(Collected data entries)
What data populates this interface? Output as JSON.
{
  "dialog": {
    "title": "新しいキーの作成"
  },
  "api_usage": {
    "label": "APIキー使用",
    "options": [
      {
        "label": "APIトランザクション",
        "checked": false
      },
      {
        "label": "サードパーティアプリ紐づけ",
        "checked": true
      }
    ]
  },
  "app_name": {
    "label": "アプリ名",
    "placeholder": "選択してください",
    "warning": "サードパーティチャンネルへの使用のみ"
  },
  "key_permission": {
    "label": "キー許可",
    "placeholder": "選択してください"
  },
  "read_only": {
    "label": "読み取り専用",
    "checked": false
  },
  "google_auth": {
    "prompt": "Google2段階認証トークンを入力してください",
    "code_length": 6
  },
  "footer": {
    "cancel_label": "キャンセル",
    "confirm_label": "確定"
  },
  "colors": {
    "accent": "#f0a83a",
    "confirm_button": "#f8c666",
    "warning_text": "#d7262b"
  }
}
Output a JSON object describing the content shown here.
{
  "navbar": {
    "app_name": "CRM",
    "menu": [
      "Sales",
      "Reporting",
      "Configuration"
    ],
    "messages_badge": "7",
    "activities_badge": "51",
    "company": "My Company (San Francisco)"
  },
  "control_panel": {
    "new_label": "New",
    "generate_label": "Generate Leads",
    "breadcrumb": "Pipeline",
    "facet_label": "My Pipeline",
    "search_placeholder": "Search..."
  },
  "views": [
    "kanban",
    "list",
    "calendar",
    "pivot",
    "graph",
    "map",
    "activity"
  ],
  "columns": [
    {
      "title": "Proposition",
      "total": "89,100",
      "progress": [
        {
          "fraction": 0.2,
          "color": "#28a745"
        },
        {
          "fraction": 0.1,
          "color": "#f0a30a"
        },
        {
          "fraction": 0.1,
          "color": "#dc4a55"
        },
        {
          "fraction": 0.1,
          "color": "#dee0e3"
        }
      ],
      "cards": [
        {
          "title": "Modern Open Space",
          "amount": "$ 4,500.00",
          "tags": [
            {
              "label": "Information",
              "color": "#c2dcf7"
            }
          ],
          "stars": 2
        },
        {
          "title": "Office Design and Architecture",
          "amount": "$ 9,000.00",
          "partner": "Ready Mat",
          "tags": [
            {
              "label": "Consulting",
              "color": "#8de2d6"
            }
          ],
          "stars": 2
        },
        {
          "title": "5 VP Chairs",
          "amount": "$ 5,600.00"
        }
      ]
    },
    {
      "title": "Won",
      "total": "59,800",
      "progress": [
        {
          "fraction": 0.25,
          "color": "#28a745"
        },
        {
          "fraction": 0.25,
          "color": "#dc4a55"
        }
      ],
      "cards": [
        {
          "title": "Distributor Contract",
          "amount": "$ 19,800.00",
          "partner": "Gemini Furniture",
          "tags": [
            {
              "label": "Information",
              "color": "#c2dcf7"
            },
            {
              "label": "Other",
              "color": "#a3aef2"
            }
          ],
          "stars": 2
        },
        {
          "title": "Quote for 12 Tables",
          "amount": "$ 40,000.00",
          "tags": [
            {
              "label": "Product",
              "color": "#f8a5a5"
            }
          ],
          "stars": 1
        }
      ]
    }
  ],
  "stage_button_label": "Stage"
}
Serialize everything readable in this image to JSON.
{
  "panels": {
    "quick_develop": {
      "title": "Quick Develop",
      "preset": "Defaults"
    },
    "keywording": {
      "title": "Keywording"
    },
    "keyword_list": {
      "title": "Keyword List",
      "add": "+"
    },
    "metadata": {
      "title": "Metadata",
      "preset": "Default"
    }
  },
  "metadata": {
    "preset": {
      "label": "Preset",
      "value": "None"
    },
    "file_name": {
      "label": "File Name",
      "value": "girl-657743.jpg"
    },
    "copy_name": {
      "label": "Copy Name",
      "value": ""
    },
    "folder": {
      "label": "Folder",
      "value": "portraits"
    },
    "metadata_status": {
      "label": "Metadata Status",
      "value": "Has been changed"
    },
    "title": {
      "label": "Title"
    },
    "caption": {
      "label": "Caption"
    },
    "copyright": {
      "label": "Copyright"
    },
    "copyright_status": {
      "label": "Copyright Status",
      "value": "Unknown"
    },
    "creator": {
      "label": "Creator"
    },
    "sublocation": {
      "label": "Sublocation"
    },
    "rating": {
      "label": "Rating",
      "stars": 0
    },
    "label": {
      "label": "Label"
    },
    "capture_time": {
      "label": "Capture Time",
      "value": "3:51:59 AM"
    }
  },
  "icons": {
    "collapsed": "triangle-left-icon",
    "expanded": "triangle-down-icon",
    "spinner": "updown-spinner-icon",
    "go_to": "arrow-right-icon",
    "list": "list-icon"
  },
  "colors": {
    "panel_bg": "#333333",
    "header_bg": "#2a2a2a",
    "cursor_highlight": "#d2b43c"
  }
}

TASK DIRECTIONS: Repeat each of the entries above precisely as given.

CORRECT RESULT:
What data populates this interface? Output as JSON.
{
  "dialog": {
    "title": "新しいキーの作成"
  },
  "api_usage": {
    "label": "APIキー使用",
    "options": [
      {
        "label": "APIトランザクション",
        "checked": false
      },
      {
        "label": "サードパーティアプリ紐づけ",
        "checked": true
      }
    ]
  },
  "app_name": {
    "label": "アプリ名",
    "placeholder": "選択してください",
    "warning": "サードパーティチャンネルへの使用のみ"
  },
  "key_permission": {
    "label": "キー許可",
    "placeholder": "選択してください"
  },
  "read_only": {
    "label": "読み取り専用",
    "checked": false
  },
  "google_auth": {
    "prompt": "Google2段階認証トークンを入力してください",
    "code_length": 6
  },
  "footer": {
    "cancel_label": "キャンセル",
    "confirm_label": "確定"
  },
  "colors": {
    "accent": "#f0a83a",
    "confirm_button": "#f8c666",
    "warning_text": "#d7262b"
  }
}
Output a JSON object describing the content shown here.
{
  "navbar": {
    "app_name": "CRM",
    "menu": [
      "Sales",
      "Reporting",
      "Configuration"
    ],
    "messages_badge": "7",
    "activities_badge": "51",
    "company": "My Company (San Francisco)"
  },
  "control_panel": {
    "new_label": "New",
    "generate_label": "Generate Leads",
    "breadcrumb": "Pipeline",
    "facet_label": "My Pipeline",
    "search_placeholder": "Search..."
  },
  "views": [
    "kanban",
    "list",
    "calendar",
    "pivot",
    "graph",
    "map",
    "activity"
  ],
  "columns": [
    {
      "title": "Proposition",
      "total": "89,100",
      "progress": [
        {
          "fraction": 0.2,
          "color": "#28a745"
        },
        {
          "fraction": 0.1,
          "color": "#f0a30a"
        },
        {
          "fraction": 0.1,
          "color": "#dc4a55"
        },
        {
          "fraction": 0.1,
          "color": "#dee0e3"
        }
      ],
      "cards": [
        {
          "title": "Modern Open Space",
          "amount": "$ 4,500.00",
          "tags": [
            {
              "label": "Information",
              "color": "#c2dcf7"
            }
          ],
          "stars": 2
        },
        {
          "title": "Office Design and Architecture",
          "amount": "$ 9,000.00",
          "partner": "Ready Mat",
          "tags": [
            {
              "label": "Consulting",
              "color": "#8de2d6"
            }
          ],
          "stars": 2
        },
        {
          "title": "5 VP Chairs",
          "amount": "$ 5,600.00"
        }
      ]
    },
    {
      "title": "Won",
      "total": "59,800",
      "progress": [
        {
          "fraction": 0.25,
          "color": "#28a745"
        },
        {
          "fraction": 0.25,
          "color": "#dc4a55"
        }
      ],
      "cards": [
        {
          "title": "Distributor Contract",
          "amount": "$ 19,800.00",
          "partner": "Gemini Furniture",
          "tags": [
            {
              "label": "Information",
              "color": "#c2dcf7"
            },
            {
              "label": "Other",
              "color": "#a3aef2"
            }
          ],
          "stars": 2
        },
        {
          "title": "Quote for 12 Tables",
          "amount": "$ 40,000.00",
          "tags": [
            {
              "label": "Product",
              "color": "#f8a5a5"
            }
          ],
          "stars": 1
        }
      ]
    }
  ],
  "stage_button_label": "Stage"
}
Serialize everything readable in this image to JSON.
{
  "panels": {
    "quick_develop": {
      "title": "Quick Develop",
      "preset": "Defaults"
    },
    "keywording": {
      "title": "Keywording"
    },
    "keyword_list": {
      "title": "Keyword List",
      "add": "+"
    },
    "metadata": {
      "title": "Metadata",
      "preset": "Default"
    }
  },
  "metadata": {
    "preset": {
      "label": "Preset",
      "value": "None"
    },
    "file_name": {
      "label": "File Name",
      "value": "girl-657743.jpg"
    },
    "copy_name": {
      "label": "Copy Name",
      "value": ""
    },
    "folder": {
      "label": "Folder",
      "value": "portraits"
    },
    "metadata_status": {
      "label": "Metadata Status",
      "value": "Has been changed"
    },
    "title": {
      "label": "Title"
    },
    "caption": {
      "label": "Caption"
    },
    "copyright": {
      "label": "Copyright"
    },
    "copyright_status": {
      "label": "Copyright Status",
      "value": "Unknown"
    },
    "creator": {
      "label": "Creator"
    },
    "sublocation": {
      "label": "Sublocation"
    },
    "rating": {
      "label": "Rating",
      "stars": 0
    },
    "label": {
      "label": "Label"
    },
    "capture_time": {
      "label": "Capture Time",
      "value": "3:51:59 AM"
    }
  },
  "icons": {
    "collapsed": "triangle-left-icon",
    "expanded": "triangle-down-icon",
    "spinner": "updown-spinner-icon",
    "go_to": "arrow-right-icon",
    "list": "list-icon"
  },
  "colors": {
    "panel_bg": "#333333",
    "header_bg": "#2a2a2a",
    "cursor_highlight": "#d2b43c"
  }
}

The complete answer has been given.